■ Your objective ■
Reproduce only the lines of the data from the start through the line containing "photo-heath [260, 312, 382, 416]", inclusive, replacing "bounding box" with "enclosing rectangle" and leaving everything else unchanged.

[START Data lines]

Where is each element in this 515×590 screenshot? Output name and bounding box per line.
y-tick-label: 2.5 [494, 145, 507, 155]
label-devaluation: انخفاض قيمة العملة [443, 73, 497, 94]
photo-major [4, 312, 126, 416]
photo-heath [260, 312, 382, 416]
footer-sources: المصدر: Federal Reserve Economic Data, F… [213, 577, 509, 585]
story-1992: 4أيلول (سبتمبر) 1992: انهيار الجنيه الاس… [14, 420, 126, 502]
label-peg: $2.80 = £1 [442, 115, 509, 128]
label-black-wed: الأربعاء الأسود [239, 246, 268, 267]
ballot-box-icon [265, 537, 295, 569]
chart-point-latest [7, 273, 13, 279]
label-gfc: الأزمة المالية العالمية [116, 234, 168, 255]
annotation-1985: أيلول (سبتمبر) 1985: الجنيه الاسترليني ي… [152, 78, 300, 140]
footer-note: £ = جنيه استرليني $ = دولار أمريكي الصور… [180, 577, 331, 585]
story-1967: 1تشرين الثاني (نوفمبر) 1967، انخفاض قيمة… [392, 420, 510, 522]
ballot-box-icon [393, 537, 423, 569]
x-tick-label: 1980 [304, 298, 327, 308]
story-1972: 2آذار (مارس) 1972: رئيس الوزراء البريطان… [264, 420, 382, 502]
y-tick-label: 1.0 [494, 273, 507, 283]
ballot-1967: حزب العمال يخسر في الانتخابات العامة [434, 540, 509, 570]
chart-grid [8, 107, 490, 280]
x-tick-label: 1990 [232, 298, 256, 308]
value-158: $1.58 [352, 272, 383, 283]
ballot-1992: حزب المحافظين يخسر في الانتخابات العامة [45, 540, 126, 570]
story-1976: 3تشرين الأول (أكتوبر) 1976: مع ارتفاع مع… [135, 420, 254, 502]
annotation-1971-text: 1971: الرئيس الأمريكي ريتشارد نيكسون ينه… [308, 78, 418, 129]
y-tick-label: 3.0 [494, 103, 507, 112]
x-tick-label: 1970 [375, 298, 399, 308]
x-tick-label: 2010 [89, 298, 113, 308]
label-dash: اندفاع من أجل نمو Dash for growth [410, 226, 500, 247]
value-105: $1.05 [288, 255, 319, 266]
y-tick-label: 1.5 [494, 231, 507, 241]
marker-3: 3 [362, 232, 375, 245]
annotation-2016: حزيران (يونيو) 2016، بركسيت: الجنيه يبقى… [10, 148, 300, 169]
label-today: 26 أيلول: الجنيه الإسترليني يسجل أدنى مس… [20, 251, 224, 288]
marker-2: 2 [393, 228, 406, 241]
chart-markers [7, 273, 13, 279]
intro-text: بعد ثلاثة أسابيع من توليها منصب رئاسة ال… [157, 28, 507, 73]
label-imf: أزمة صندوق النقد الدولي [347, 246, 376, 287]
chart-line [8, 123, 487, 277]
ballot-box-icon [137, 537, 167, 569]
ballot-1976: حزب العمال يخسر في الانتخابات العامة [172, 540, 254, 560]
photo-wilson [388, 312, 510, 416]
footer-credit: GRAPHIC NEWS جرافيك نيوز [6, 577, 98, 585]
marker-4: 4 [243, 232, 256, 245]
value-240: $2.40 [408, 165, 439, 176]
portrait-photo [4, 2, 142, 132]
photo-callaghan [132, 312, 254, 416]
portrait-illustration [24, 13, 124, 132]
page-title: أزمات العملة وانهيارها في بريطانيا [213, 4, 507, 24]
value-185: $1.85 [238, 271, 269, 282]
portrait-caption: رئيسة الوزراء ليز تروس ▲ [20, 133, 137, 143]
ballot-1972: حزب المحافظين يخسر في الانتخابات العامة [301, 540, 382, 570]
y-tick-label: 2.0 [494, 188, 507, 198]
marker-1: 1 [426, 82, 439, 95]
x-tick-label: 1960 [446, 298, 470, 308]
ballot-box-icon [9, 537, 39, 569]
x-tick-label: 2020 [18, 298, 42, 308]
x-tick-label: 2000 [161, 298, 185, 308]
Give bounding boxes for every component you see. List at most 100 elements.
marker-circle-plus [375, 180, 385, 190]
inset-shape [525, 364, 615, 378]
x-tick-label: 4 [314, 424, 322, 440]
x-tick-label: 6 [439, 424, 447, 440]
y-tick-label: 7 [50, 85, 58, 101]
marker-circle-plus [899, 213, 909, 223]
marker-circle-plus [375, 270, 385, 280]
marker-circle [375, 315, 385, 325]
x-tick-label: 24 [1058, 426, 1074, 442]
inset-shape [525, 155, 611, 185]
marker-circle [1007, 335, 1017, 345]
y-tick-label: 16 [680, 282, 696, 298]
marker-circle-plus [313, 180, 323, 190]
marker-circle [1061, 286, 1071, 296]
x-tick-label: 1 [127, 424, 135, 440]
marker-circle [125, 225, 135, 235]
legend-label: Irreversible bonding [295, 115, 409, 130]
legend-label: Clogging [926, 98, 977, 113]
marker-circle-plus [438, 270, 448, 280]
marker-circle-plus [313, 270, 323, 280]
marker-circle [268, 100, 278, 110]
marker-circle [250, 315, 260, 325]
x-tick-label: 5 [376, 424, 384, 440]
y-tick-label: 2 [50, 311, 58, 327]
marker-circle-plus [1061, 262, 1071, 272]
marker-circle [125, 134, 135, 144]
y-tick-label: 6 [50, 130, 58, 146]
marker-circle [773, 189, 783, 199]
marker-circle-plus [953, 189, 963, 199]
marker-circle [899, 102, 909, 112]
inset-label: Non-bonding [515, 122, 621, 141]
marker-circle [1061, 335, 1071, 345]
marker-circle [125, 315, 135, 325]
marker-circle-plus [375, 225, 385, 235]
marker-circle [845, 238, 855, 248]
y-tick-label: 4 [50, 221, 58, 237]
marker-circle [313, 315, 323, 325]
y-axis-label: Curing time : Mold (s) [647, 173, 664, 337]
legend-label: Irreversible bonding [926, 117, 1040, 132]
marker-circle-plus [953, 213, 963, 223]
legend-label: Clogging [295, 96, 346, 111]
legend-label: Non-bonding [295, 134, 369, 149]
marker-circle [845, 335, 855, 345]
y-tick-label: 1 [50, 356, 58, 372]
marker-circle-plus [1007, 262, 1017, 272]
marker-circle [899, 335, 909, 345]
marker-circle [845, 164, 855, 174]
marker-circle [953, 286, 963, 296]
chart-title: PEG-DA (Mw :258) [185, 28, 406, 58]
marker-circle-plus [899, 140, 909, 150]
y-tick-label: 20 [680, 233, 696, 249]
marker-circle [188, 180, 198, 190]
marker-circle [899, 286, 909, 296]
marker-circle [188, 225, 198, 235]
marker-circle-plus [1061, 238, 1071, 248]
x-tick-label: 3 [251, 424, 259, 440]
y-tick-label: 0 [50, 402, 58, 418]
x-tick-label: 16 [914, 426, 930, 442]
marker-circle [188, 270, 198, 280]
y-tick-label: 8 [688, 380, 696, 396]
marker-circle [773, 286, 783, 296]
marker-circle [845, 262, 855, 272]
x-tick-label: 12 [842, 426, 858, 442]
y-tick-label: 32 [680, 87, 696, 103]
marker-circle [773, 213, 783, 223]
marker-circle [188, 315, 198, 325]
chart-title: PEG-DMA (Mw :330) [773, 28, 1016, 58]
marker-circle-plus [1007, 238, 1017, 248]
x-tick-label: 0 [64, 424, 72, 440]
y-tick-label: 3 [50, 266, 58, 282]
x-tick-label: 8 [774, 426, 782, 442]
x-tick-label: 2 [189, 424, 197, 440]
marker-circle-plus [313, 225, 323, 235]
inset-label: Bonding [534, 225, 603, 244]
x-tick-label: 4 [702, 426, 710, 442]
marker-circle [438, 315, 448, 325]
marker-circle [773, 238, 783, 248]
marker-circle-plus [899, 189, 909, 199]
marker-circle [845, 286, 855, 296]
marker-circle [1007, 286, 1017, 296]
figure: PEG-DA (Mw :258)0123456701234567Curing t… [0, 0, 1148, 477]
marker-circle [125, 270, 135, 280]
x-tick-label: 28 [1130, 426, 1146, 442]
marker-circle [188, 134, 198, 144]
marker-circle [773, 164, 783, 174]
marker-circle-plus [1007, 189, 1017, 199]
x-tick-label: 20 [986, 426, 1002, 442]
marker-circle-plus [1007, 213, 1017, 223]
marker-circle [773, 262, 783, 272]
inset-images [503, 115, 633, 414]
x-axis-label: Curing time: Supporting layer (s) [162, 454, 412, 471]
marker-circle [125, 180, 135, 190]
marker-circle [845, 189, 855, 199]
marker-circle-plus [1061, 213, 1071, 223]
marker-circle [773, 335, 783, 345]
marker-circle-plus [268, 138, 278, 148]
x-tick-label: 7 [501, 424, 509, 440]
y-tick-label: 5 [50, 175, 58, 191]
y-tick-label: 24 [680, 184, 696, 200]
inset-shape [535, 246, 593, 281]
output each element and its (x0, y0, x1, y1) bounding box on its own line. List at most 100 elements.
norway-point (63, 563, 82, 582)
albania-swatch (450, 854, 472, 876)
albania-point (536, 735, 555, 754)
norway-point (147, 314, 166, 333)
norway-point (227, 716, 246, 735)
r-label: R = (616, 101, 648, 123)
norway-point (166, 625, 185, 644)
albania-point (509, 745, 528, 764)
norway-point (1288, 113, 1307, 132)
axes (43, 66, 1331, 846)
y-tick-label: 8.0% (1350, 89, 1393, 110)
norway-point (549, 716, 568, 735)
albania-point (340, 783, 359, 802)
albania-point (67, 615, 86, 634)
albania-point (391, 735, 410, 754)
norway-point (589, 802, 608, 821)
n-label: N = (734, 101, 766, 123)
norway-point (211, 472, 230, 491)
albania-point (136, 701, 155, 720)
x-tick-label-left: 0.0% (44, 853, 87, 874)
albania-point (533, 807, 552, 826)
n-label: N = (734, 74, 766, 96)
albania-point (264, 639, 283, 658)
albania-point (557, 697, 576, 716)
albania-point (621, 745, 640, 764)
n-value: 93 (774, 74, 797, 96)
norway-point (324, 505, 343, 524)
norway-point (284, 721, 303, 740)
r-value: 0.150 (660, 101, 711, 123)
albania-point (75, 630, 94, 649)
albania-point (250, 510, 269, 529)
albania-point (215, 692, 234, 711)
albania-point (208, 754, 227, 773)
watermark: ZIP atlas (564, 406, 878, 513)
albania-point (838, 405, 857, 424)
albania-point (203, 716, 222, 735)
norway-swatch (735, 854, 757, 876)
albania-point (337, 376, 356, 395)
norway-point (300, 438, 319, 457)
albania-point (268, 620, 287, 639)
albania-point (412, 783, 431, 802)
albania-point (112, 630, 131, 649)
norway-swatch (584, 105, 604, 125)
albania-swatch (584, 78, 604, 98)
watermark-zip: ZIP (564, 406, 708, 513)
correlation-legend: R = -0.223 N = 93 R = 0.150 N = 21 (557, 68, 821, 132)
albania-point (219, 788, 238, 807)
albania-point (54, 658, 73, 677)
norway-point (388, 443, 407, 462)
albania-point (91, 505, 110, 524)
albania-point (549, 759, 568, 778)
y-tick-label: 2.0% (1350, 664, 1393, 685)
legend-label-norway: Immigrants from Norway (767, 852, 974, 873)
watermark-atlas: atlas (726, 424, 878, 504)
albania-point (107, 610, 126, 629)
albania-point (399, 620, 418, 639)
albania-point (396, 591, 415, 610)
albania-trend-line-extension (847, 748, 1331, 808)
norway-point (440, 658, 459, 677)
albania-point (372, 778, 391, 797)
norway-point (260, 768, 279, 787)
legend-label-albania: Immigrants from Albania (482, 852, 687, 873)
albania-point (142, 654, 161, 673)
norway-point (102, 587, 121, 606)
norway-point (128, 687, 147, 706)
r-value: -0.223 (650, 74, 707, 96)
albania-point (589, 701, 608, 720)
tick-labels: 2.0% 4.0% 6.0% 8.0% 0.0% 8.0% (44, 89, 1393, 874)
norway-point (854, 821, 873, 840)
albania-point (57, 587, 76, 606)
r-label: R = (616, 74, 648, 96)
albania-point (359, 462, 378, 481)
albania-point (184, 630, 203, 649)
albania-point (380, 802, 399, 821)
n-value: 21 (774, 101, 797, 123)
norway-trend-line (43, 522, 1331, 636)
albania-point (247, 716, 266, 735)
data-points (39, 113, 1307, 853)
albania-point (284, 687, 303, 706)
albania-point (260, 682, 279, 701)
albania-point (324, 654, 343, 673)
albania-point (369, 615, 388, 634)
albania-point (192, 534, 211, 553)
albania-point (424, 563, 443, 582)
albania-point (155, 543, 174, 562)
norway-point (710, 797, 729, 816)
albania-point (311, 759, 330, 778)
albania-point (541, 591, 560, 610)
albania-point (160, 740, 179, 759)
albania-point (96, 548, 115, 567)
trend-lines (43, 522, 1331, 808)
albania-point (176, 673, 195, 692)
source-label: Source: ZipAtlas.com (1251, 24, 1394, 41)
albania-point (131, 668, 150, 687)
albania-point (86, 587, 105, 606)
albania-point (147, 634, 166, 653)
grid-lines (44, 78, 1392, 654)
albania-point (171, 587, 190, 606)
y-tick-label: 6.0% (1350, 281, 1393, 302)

[END Data lines]

■ Written solution ■
Where is each element in this 515×590 screenshot? Output name and enclosing rectangle per line.
y-tick-label: 2.5 [494, 145, 507, 155]
label-devaluation: انخفاض قيمة العملة [443, 73, 497, 94]
photo-major [4, 312, 126, 416]
photo-heath [260, 312, 382, 416]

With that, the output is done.